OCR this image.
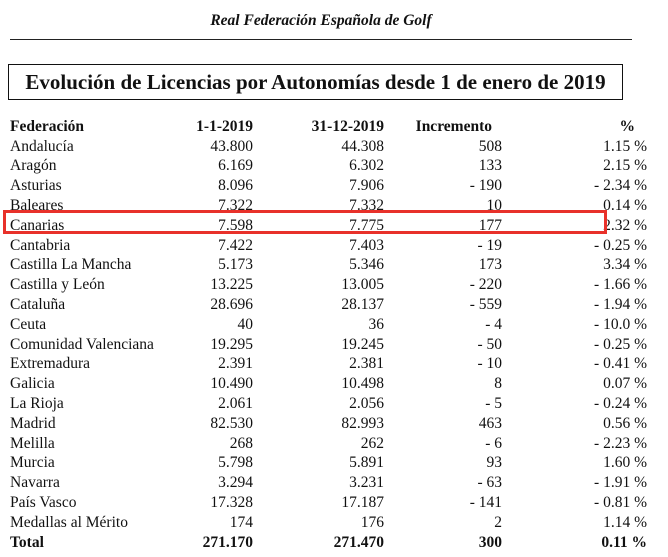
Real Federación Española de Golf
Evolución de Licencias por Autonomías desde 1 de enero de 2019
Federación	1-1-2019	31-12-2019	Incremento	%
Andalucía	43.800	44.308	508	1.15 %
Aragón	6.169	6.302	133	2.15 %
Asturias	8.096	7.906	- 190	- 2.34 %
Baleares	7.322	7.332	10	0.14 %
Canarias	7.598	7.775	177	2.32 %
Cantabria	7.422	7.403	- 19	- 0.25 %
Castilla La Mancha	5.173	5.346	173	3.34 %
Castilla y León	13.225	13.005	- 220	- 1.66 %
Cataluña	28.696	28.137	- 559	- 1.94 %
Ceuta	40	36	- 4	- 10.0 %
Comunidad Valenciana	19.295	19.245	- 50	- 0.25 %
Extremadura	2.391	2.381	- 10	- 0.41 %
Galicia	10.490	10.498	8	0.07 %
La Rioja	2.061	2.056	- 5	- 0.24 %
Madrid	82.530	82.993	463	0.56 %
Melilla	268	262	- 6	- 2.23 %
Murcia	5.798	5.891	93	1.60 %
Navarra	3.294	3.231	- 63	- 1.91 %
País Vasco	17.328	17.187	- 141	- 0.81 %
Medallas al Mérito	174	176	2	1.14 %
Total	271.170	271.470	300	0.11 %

........

Problem description
Leave the images out, please, and restate each line word for word.

Solution
OCR this image.
Real Federación Española de Golf
Evolución de Licencias por Autonomías desde 1 de enero de 2019
Federación	1-1-2019	31-12-2019	Incremento	%
Andalucía	43.800	44.308	508	1.15 %
Aragón	6.169	6.302	133	2.15 %
Asturias	8.096	7.906	- 190	- 2.34 %
Baleares	7.322	7.332	10	0.14 %
Canarias	7.598	7.775	177	2.32 %
Cantabria	7.422	7.403	- 19	- 0.25 %
Castilla La Mancha	5.173	5.346	173	3.34 %
Castilla y León	13.225	13.005	- 220	- 1.66 %
Cataluña	28.696	28.137	- 559	- 1.94 %
Ceuta	40	36	- 4	- 10.0 %
Comunidad Valenciana	19.295	19.245	- 50	- 0.25 %
Extremadura	2.391	2.381	- 10	- 0.41 %
Galicia	10.490	10.498	8	0.07 %
La Rioja	2.061	2.056	- 5	- 0.24 %
Madrid	82.530	82.993	463	0.56 %
Melilla	268	262	- 6	- 2.23 %
Murcia	5.798	5.891	93	1.60 %
Navarra	3.294	3.231	- 63	- 1.91 %
País Vasco	17.328	17.187	- 141	- 0.81 %
Medallas al Mérito	174	176	2	1.14 %
Total	271.170	271.470	300	0.11 %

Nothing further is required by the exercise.